Provide an exact copy of the data, excluding the images.
Start Material supplied
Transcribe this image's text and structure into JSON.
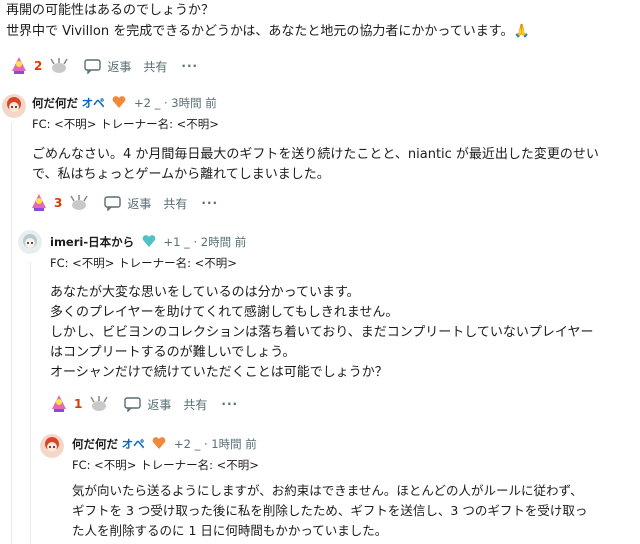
{
  "post": {
    "lines": [
      "再開の可能性はあるのでしょうか？",
      "世界中で Vivillon を完成できるかどうかは、あなたと地元の協力者にかかっています。🙏"
    ],
    "votes": "2",
    "reply_label": "返事",
    "share_label": "共有",
    "more": "···"
  },
  "comment1": {
    "user": "何だ何だ",
    "op_badge": "オペ",
    "karma": "+2 _",
    "time": "· 3時間 前",
    "fc": "FC: <不明> トレーナー名: <不明>",
    "lines": [
      "ごめんなさい。4 か月間毎日最大のギフトを送り続けたことと、niantic が最近出した変更のせい",
      "で、私はちょっとゲームから離れてしまいました。"
    ],
    "votes": "3",
    "reply_label": "返事",
    "share_label": "共有",
    "more": "···"
  },
  "comment2": {
    "user": "imeri-日本から",
    "karma": "+1 _",
    "time": "· 2時間 前",
    "fc": "FC: <不明> トレーナー名: <不明>",
    "lines": [
      "あなたが大変な思いをしているのは分かっています。",
      "多くのプレイヤーを助けてくれて感謝してもしきれません。",
      "しかし、ビビヨンのコレクションは落ち着いており、まだコンプリートしていないプレイヤー",
      "はコンプリートするのが難しいでしょう。",
      "オーシャンだけで続けていただくことは可能でしょうか？"
    ],
    "votes": "1",
    "reply_label": "返事",
    "share_label": "共有",
    "more": "···"
  },
  "comment3": {
    "user": "何だ何だ",
    "op_badge": "オペ",
    "karma": "+2 _",
    "time": "· 1時間 前",
    "fc": "FC: <不明> トレーナー名: <不明>",
    "lines": [
      "気が向いたら送るようにしますが、お約束はできません。ほとんどの人がルールに従わず、",
      "ギフトを 3 つ受け取った後に私を削除したため、ギフトを送信し、3 つのギフトを受け取っ",
      "た人を削除するのに 1 日に何時間もかかっていました。"
    ]
  },
  "icons": {
    "upvote": "upvote-flair-icon",
    "downvote": "downvote-flair-icon",
    "reply": "speech-bubble-icon",
    "karma_flair": "heart-flair-icon"
  },
  "colors": {
    "accent_vote": "#d93a00",
    "op_blue": "#0a66c2",
    "meta_gray": "#576f76",
    "thread_line": "#e5ebee"
  }
}
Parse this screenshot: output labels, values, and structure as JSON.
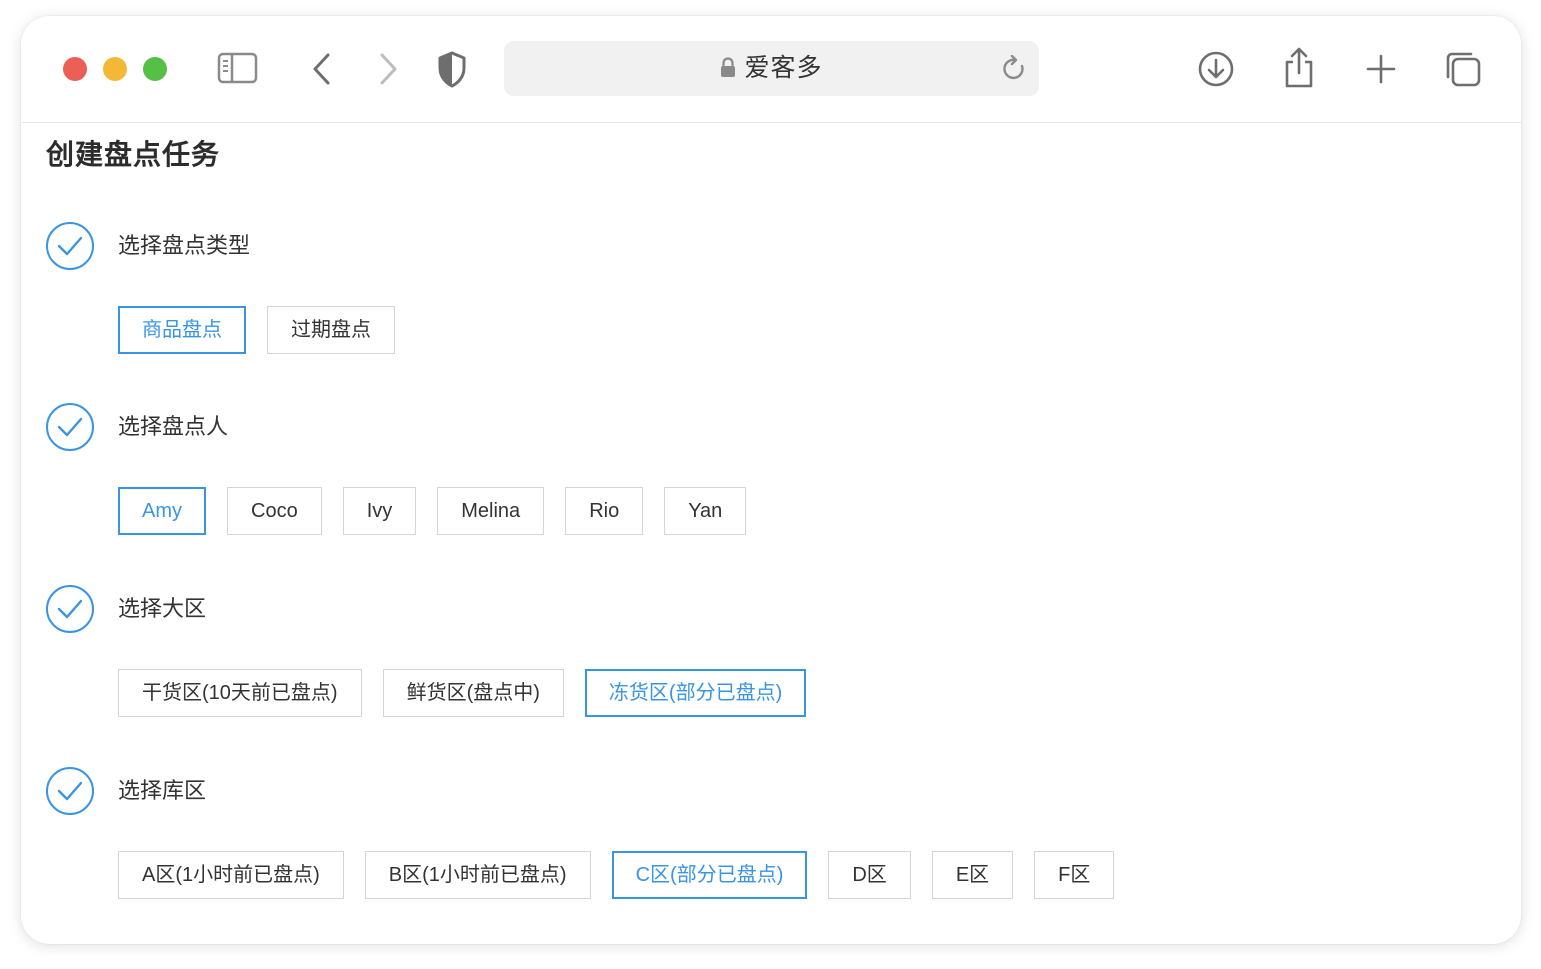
{
  "browser": {
    "address_title": "爱客多",
    "icons": [
      "sidebar-icon",
      "back-icon",
      "forward-icon",
      "shield-icon",
      "lock-icon",
      "reload-icon",
      "download-icon",
      "share-icon",
      "new-tab-icon",
      "tabs-icon"
    ]
  },
  "page": {
    "title": "创建盘点任务"
  },
  "colors": {
    "accent": "#3a94e4",
    "text": "#333333",
    "border": "#d4d4d4"
  },
  "steps": [
    {
      "label": "选择盘点类型",
      "options": [
        {
          "label": "商品盘点",
          "selected": true
        },
        {
          "label": "过期盘点",
          "selected": false
        }
      ]
    },
    {
      "label": "选择盘点人",
      "options": [
        {
          "label": "Amy",
          "selected": true
        },
        {
          "label": "Coco",
          "selected": false
        },
        {
          "label": "Ivy",
          "selected": false
        },
        {
          "label": "Melina",
          "selected": false
        },
        {
          "label": "Rio",
          "selected": false
        },
        {
          "label": "Yan",
          "selected": false
        }
      ]
    },
    {
      "label": "选择大区",
      "options": [
        {
          "label": "干货区(10天前已盘点)",
          "selected": false
        },
        {
          "label": "鲜货区(盘点中)",
          "selected": false
        },
        {
          "label": "冻货区(部分已盘点)",
          "selected": true
        }
      ]
    },
    {
      "label": "选择库区",
      "options": [
        {
          "label": "A区(1小时前已盘点)",
          "selected": false
        },
        {
          "label": "B区(1小时前已盘点)",
          "selected": false
        },
        {
          "label": "C区(部分已盘点)",
          "selected": true
        },
        {
          "label": "D区",
          "selected": false
        },
        {
          "label": "E区",
          "selected": false
        },
        {
          "label": "F区",
          "selected": false
        }
      ]
    }
  ]
}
End Material supplied
● **Solution for this problem**:
Transcribe this image's text and structure into JSON.
{
  "post": {
    "lines": [
      "再開の可能性はあるのでしょうか？",
      "世界中で Vivillon を完成できるかどうかは、あなたと地元の協力者にかかっています。🙏"
    ],
    "votes": "2",
    "reply_label": "返事",
    "share_label": "共有",
    "more": "···"
  },
  "comment1": {
    "user": "何だ何だ",
    "op_badge": "オペ",
    "karma": "+2 _",
    "time": "· 3時間 前",
    "fc": "FC: <不明> トレーナー名: <不明>",
    "lines": [
      "ごめんなさい。4 か月間毎日最大のギフトを送り続けたことと、niantic が最近出した変更のせい",
      "で、私はちょっとゲームから離れてしまいました。"
    ],
    "votes": "3",
    "reply_label": "返事",
    "share_label": "共有",
    "more": "···"
  },
  "comment2": {
    "user": "imeri-日本から",
    "karma": "+1 _",
    "time": "· 2時間 前",
    "fc": "FC: <不明> トレーナー名: <不明>",
    "lines": [
      "あなたが大変な思いをしているのは分かっています。",
      "多くのプレイヤーを助けてくれて感謝してもしきれません。",
      "しかし、ビビヨンのコレクションは落ち着いており、まだコンプリートしていないプレイヤー",
      "はコンプリートするのが難しいでしょう。",
      "オーシャンだけで続けていただくことは可能でしょうか？"
    ],
    "votes": "1",
    "reply_label": "返事",
    "share_label": "共有",
    "more": "···"
  },
  "comment3": {
    "user": "何だ何だ",
    "op_badge": "オペ",
    "karma": "+2 _",
    "time": "· 1時間 前",
    "fc": "FC: <不明> トレーナー名: <不明>",
    "lines": [
      "気が向いたら送るようにしますが、お約束はできません。ほとんどの人がルールに従わず、",
      "ギフトを 3 つ受け取った後に私を削除したため、ギフトを送信し、3 つのギフトを受け取っ",
      "た人を削除するのに 1 日に何時間もかかっていました。"
    ]
  },
  "icons": {
    "upvote": "upvote-flair-icon",
    "downvote": "downvote-flair-icon",
    "reply": "speech-bubble-icon",
    "karma_flair": "heart-flair-icon"
  },
  "colors": {
    "accent_vote": "#d93a00",
    "op_blue": "#0a66c2",
    "meta_gray": "#576f76",
    "thread_line": "#e5ebee"
  }
}
Parse this screenshot: output labels, values, and structure as JSON.
{
  "browser": {
    "address_title": "爱客多",
    "icons": [
      "sidebar-icon",
      "back-icon",
      "forward-icon",
      "shield-icon",
      "lock-icon",
      "reload-icon",
      "download-icon",
      "share-icon",
      "new-tab-icon",
      "tabs-icon"
    ]
  },
  "page": {
    "title": "创建盘点任务"
  },
  "colors": {
    "accent": "#3a94e4",
    "text": "#333333",
    "border": "#d4d4d4"
  },
  "steps": [
    {
      "label": "选择盘点类型",
      "options": [
        {
          "label": "商品盘点",
          "selected": true
        },
        {
          "label": "过期盘点",
          "selected": false
        }
      ]
    },
    {
      "label": "选择盘点人",
      "options": [
        {
          "label": "Amy",
          "selected": true
        },
        {
          "label": "Coco",
          "selected": false
        },
        {
          "label": "Ivy",
          "selected": false
        },
        {
          "label": "Melina",
          "selected": false
        },
        {
          "label": "Rio",
          "selected": false
        },
        {
          "label": "Yan",
          "selected": false
        }
      ]
    },
    {
      "label": "选择大区",
      "options": [
        {
          "label": "干货区(10天前已盘点)",
          "selected": false
        },
        {
          "label": "鲜货区(盘点中)",
          "selected": false
        },
        {
          "label": "冻货区(部分已盘点)",
          "selected": true
        }
      ]
    },
    {
      "label": "选择库区",
      "options": [
        {
          "label": "A区(1小时前已盘点)",
          "selected": false
        },
        {
          "label": "B区(1小时前已盘点)",
          "selected": false
        },
        {
          "label": "C区(部分已盘点)",
          "selected": true
        },
        {
          "label": "D区",
          "selected": false
        },
        {
          "label": "E区",
          "selected": false
        },
        {
          "label": "F区",
          "selected": false
        }
      ]
    }
  ]
}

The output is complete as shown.